-- Start of ROWS --

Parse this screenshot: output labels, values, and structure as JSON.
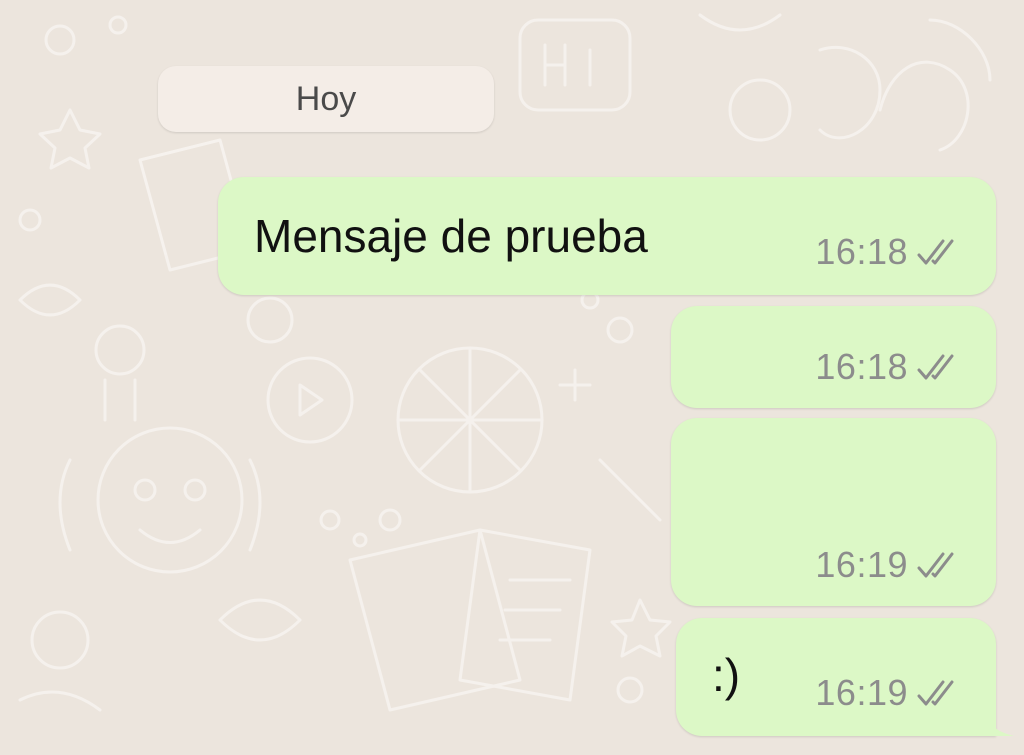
{
  "chat": {
    "date_separator": "Hoy",
    "messages": [
      {
        "text": "Mensaje de prueba",
        "time": "16:18",
        "status_icon": "double-check-icon"
      },
      {
        "text": "",
        "time": "16:18",
        "status_icon": "double-check-icon"
      },
      {
        "text": "",
        "time": "16:19",
        "status_icon": "double-check-icon"
      },
      {
        "text": ":)",
        "time": "16:19",
        "status_icon": "double-check-icon"
      }
    ]
  },
  "colors": {
    "background": "#ece5dd",
    "outgoing_bubble": "#dcf8c6",
    "date_chip": "#f4ede7",
    "meta_text": "#8c8c8c"
  }
}
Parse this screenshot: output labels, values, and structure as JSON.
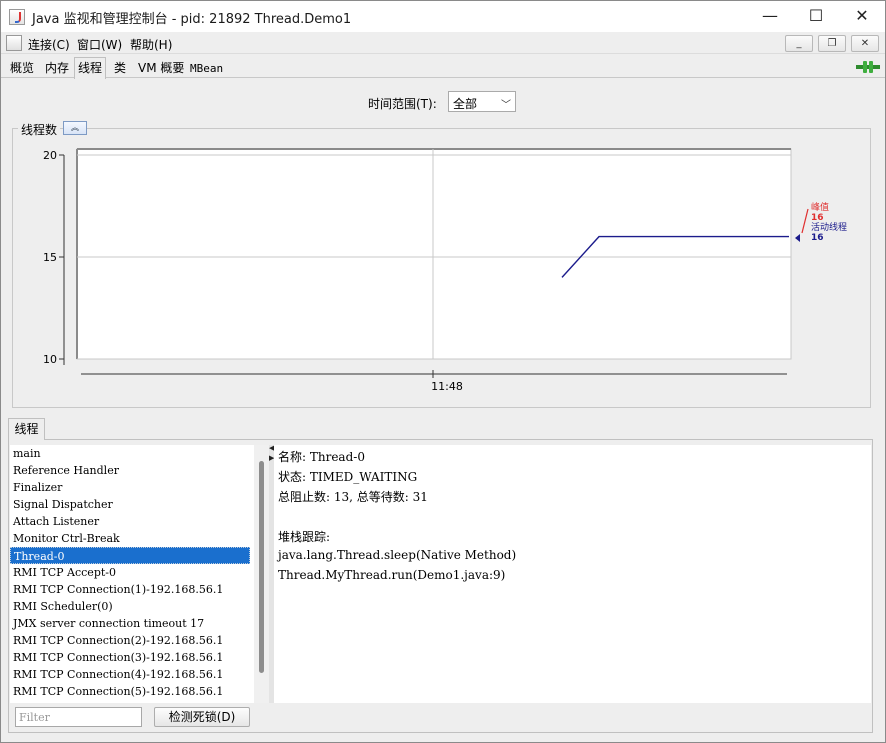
{
  "window": {
    "title": "Java 监视和管理控制台 - pid: 21892 Thread.Demo1",
    "minimize_glyph": "—",
    "maximize_glyph": "☐",
    "close_glyph": "✕"
  },
  "menubar": {
    "items": [
      "连接(C)",
      "窗口(W)",
      "帮助(H)"
    ],
    "mdi_minimize": "_",
    "mdi_restore": "❐",
    "mdi_close": "✕"
  },
  "tabs": [
    {
      "label": "概览",
      "active": false
    },
    {
      "label": "内存",
      "active": false
    },
    {
      "label": "线程",
      "active": true
    },
    {
      "label": "类",
      "active": false
    },
    {
      "label": "VM 概要",
      "active": false
    },
    {
      "label": "MBean",
      "active": false
    }
  ],
  "time_range": {
    "label": "时间范围(T):",
    "selected": "全部"
  },
  "chart_panel": {
    "title": "线程数",
    "collapse_glyph": "︽"
  },
  "chart_data": {
    "type": "line",
    "title": "线程数",
    "xlabel": "",
    "ylabel": "",
    "ylim": [
      10,
      20
    ],
    "yticks": [
      10,
      15,
      20
    ],
    "xticks": [
      "11:48"
    ],
    "series": [
      {
        "name": "峰值",
        "color": "#e03030",
        "latest": 16
      },
      {
        "name": "活动线程",
        "color": "#1c1c8c",
        "latest": 16,
        "values": [
          14,
          16,
          16
        ]
      }
    ]
  },
  "threads": {
    "tab_label": "线程",
    "list": [
      "main",
      "Reference Handler",
      "Finalizer",
      "Signal Dispatcher",
      "Attach Listener",
      "Monitor Ctrl-Break",
      "Thread-0",
      "RMI TCP Accept-0",
      "RMI TCP Connection(1)-192.168.56.1",
      "RMI Scheduler(0)",
      "JMX server connection timeout 17",
      "RMI TCP Connection(2)-192.168.56.1",
      "RMI TCP Connection(3)-192.168.56.1",
      "RMI TCP Connection(4)-192.168.56.1",
      "RMI TCP Connection(5)-192.168.56.1"
    ],
    "selected_index": 6,
    "details": {
      "name_line": "名称: Thread-0",
      "state_line": "状态: TIMED_WAITING",
      "counts_line": "总阻止数: 13, 总等待数: 31",
      "stack_label": "堆栈跟踪:",
      "stack": [
        "java.lang.Thread.sleep(Native Method)",
        "Thread.MyThread.run(Demo1.java:9)"
      ]
    },
    "filter_placeholder": "Filter",
    "deadlock_button": "检测死锁(D)"
  }
}
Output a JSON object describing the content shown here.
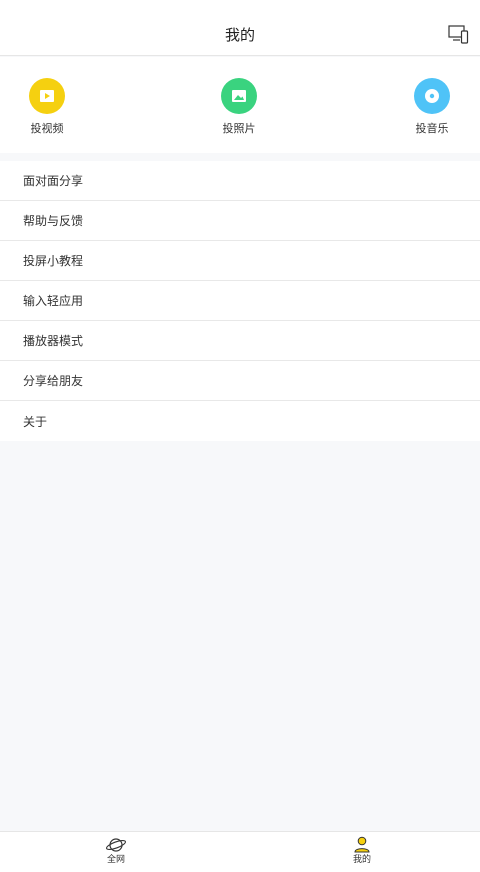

-- End of ROWS --

STATED EXERCISE:
Omit every picture, then reproduce the rest of the listing exactly.

TASK OUTPUT:
Parse this screenshot: output labels, values, and structure as JSON.
{
  "chat": {
    "date_separator": "Hoy",
    "messages": [
      {
        "text": "Mensaje de prueba",
        "time": "16:18",
        "status_icon": "double-check-icon"
      },
      {
        "text": "",
        "time": "16:18",
        "status_icon": "double-check-icon"
      },
      {
        "text": "",
        "time": "16:19",
        "status_icon": "double-check-icon"
      },
      {
        "text": ":)",
        "time": "16:19",
        "status_icon": "double-check-icon"
      }
    ]
  },
  "colors": {
    "background": "#ece5dd",
    "outgoing_bubble": "#dcf8c6",
    "date_chip": "#f4ede7",
    "meta_text": "#8c8c8c"
  }
}
Parse this screenshot: output labels, values, and structure as JSON.
{
  "window": {
    "title": "Java 监视和管理控制台 - pid: 21892 Thread.Demo1",
    "minimize_glyph": "—",
    "maximize_glyph": "☐",
    "close_glyph": "✕"
  },
  "menubar": {
    "items": [
      "连接(C)",
      "窗口(W)",
      "帮助(H)"
    ],
    "mdi_minimize": "_",
    "mdi_restore": "❐",
    "mdi_close": "✕"
  },
  "tabs": [
    {
      "label": "概览",
      "active": false
    },
    {
      "label": "内存",
      "active": false
    },
    {
      "label": "线程",
      "active": true
    },
    {
      "label": "类",
      "active": false
    },
    {
      "label": "VM 概要",
      "active": false
    },
    {
      "label": "MBean",
      "active": false
    }
  ],
  "time_range": {
    "label": "时间范围(T):",
    "selected": "全部"
  },
  "chart_panel": {
    "title": "线程数",
    "collapse_glyph": "︽"
  },
  "chart_data": {
    "type": "line",
    "title": "线程数",
    "xlabel": "",
    "ylabel": "",
    "ylim": [
      10,
      20
    ],
    "yticks": [
      10,
      15,
      20
    ],
    "xticks": [
      "11:48"
    ],
    "series": [
      {
        "name": "峰值",
        "color": "#e03030",
        "latest": 16
      },
      {
        "name": "活动线程",
        "color": "#1c1c8c",
        "latest": 16,
        "values": [
          14,
          16,
          16
        ]
      }
    ]
  },
  "threads": {
    "tab_label": "线程",
    "list": [
      "main",
      "Reference Handler",
      "Finalizer",
      "Signal Dispatcher",
      "Attach Listener",
      "Monitor Ctrl-Break",
      "Thread-0",
      "RMI TCP Accept-0",
      "RMI TCP Connection(1)-192.168.56.1",
      "RMI Scheduler(0)",
      "JMX server connection timeout 17",
      "RMI TCP Connection(2)-192.168.56.1",
      "RMI TCP Connection(3)-192.168.56.1",
      "RMI TCP Connection(4)-192.168.56.1",
      "RMI TCP Connection(5)-192.168.56.1"
    ],
    "selected_index": 6,
    "details": {
      "name_line": "名称: Thread-0",
      "state_line": "状态: TIMED_WAITING",
      "counts_line": "总阻止数: 13, 总等待数: 31",
      "stack_label": "堆栈跟踪:",
      "stack": [
        "java.lang.Thread.sleep(Native Method)",
        "Thread.MyThread.run(Demo1.java:9)"
      ]
    },
    "filter_placeholder": "Filter",
    "deadlock_button": "检测死锁(D)"
  }
}
Output a JSON object describing the content shown here.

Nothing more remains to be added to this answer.